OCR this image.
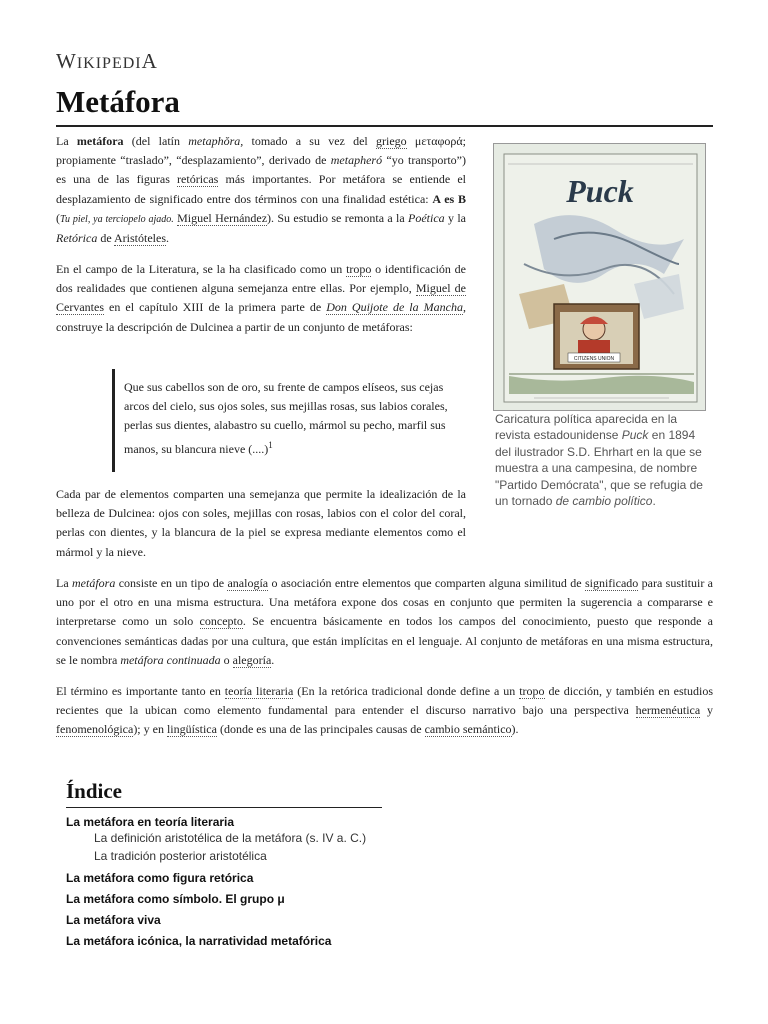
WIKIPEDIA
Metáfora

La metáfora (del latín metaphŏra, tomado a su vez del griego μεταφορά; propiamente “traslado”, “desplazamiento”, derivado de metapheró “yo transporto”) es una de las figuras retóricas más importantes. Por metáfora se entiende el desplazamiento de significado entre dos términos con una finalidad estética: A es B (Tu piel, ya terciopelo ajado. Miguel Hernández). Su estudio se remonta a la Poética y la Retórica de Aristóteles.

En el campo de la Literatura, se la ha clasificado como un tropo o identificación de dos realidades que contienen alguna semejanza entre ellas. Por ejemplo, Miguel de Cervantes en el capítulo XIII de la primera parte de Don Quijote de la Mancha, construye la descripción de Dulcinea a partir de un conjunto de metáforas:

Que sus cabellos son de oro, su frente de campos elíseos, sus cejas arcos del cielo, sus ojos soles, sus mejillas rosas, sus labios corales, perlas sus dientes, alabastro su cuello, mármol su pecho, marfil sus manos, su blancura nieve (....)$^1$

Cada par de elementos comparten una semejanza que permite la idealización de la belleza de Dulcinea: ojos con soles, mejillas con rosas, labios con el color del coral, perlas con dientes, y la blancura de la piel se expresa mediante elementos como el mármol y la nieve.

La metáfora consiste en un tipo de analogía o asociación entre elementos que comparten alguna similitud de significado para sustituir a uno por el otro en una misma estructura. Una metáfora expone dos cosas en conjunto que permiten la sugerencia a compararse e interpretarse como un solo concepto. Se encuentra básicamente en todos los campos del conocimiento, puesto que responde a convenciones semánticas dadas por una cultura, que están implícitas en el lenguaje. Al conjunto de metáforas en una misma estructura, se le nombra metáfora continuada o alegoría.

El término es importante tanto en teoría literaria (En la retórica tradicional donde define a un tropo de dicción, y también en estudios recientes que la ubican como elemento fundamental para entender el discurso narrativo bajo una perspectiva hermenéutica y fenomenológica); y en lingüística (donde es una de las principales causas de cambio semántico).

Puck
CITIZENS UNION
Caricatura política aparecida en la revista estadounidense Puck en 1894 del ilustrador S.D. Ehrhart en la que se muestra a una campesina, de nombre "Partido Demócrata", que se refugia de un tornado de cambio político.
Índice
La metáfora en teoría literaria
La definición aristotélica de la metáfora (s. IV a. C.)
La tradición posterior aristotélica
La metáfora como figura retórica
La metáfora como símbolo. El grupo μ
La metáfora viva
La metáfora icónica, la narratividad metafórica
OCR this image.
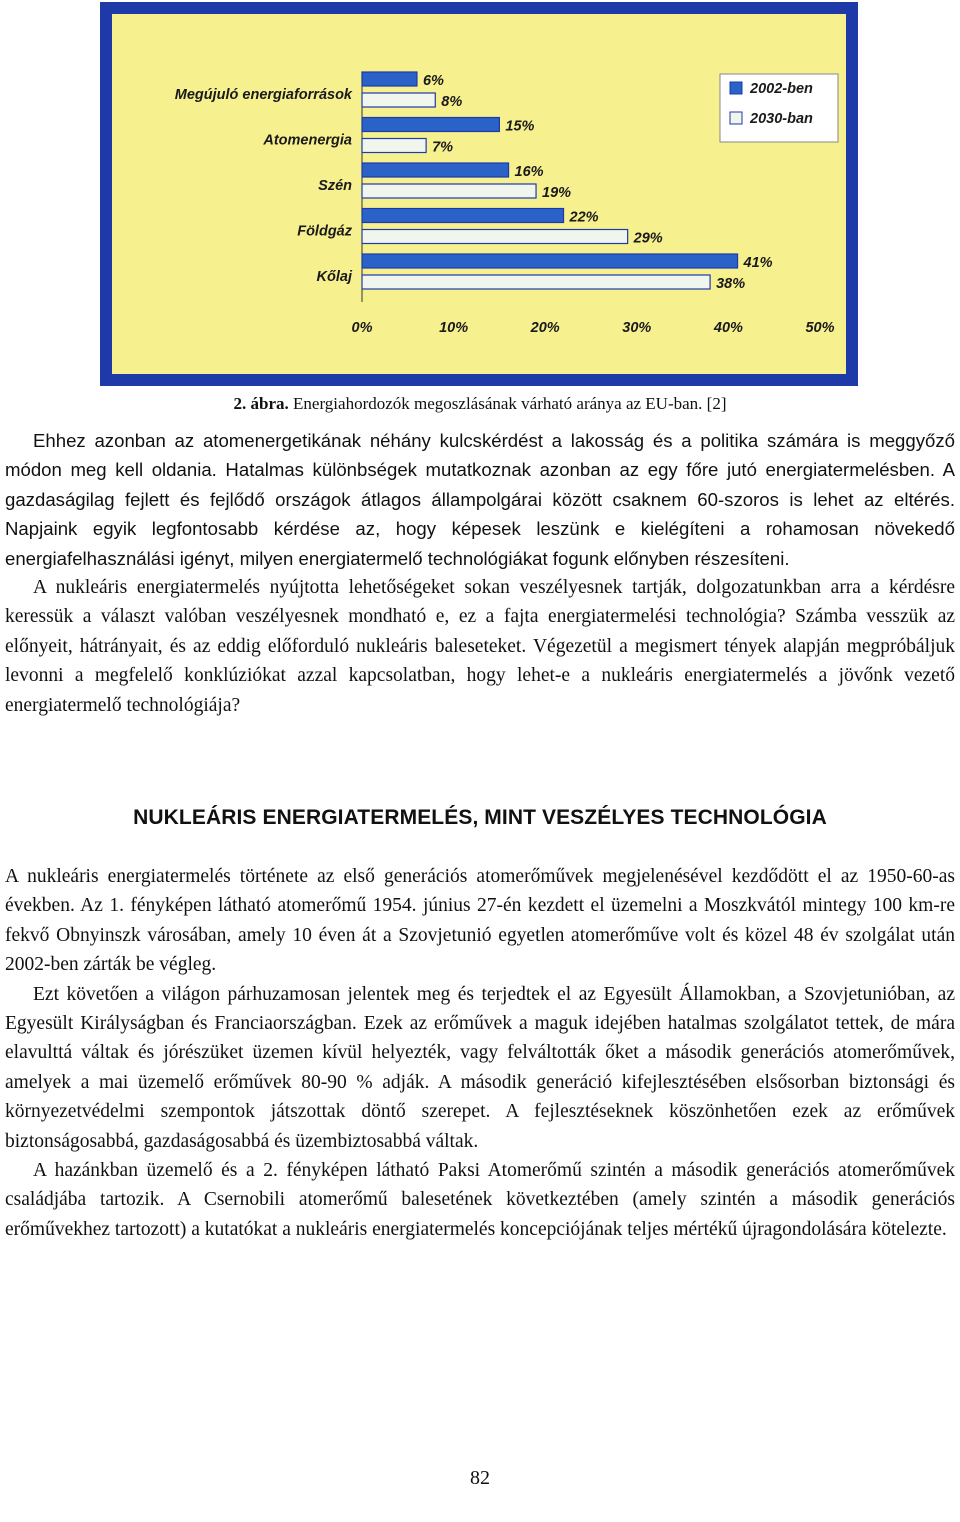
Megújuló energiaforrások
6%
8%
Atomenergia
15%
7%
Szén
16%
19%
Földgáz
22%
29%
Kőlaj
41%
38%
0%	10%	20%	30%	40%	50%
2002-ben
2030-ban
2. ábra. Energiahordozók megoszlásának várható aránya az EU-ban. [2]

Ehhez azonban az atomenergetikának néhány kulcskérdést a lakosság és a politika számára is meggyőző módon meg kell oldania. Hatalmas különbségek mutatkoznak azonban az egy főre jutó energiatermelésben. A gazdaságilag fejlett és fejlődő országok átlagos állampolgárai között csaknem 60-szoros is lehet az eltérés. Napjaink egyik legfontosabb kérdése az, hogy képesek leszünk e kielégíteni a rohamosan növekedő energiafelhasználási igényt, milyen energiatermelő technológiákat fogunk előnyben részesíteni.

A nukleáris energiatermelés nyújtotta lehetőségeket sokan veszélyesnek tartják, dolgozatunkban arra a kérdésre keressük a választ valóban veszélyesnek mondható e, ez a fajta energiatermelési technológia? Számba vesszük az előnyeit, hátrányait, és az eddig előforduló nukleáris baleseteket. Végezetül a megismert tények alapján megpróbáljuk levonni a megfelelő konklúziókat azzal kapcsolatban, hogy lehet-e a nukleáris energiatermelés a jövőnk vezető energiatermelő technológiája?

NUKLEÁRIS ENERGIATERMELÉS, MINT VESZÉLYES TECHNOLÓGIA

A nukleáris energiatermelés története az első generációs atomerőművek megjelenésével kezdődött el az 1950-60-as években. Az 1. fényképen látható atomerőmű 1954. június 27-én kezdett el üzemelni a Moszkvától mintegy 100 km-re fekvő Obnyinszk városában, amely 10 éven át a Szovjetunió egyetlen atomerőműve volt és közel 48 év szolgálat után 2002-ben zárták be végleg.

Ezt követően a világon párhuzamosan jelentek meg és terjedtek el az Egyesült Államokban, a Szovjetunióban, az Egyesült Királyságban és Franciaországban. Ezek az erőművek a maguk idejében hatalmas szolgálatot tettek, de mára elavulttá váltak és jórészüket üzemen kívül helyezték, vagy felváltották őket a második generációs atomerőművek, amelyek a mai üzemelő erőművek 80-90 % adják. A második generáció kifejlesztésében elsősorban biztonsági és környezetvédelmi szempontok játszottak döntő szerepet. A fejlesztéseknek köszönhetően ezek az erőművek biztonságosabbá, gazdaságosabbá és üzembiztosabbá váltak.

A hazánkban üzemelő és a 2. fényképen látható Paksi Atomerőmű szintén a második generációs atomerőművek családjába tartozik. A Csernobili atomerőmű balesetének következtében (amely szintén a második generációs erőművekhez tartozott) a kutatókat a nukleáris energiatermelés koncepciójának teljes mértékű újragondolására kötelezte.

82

==============================

__Task instructions__.
In the lines above, find each one with "Puck" and list it.

__Full response__.
Puck
Caricatura política aparecida en la revista estadounidense Puck en 1894 del ilustrador S.D. Ehrhart en la que se muestra a una campesina, de nombre "Partido Demócrata", que se refugia de un tornado de cambio político.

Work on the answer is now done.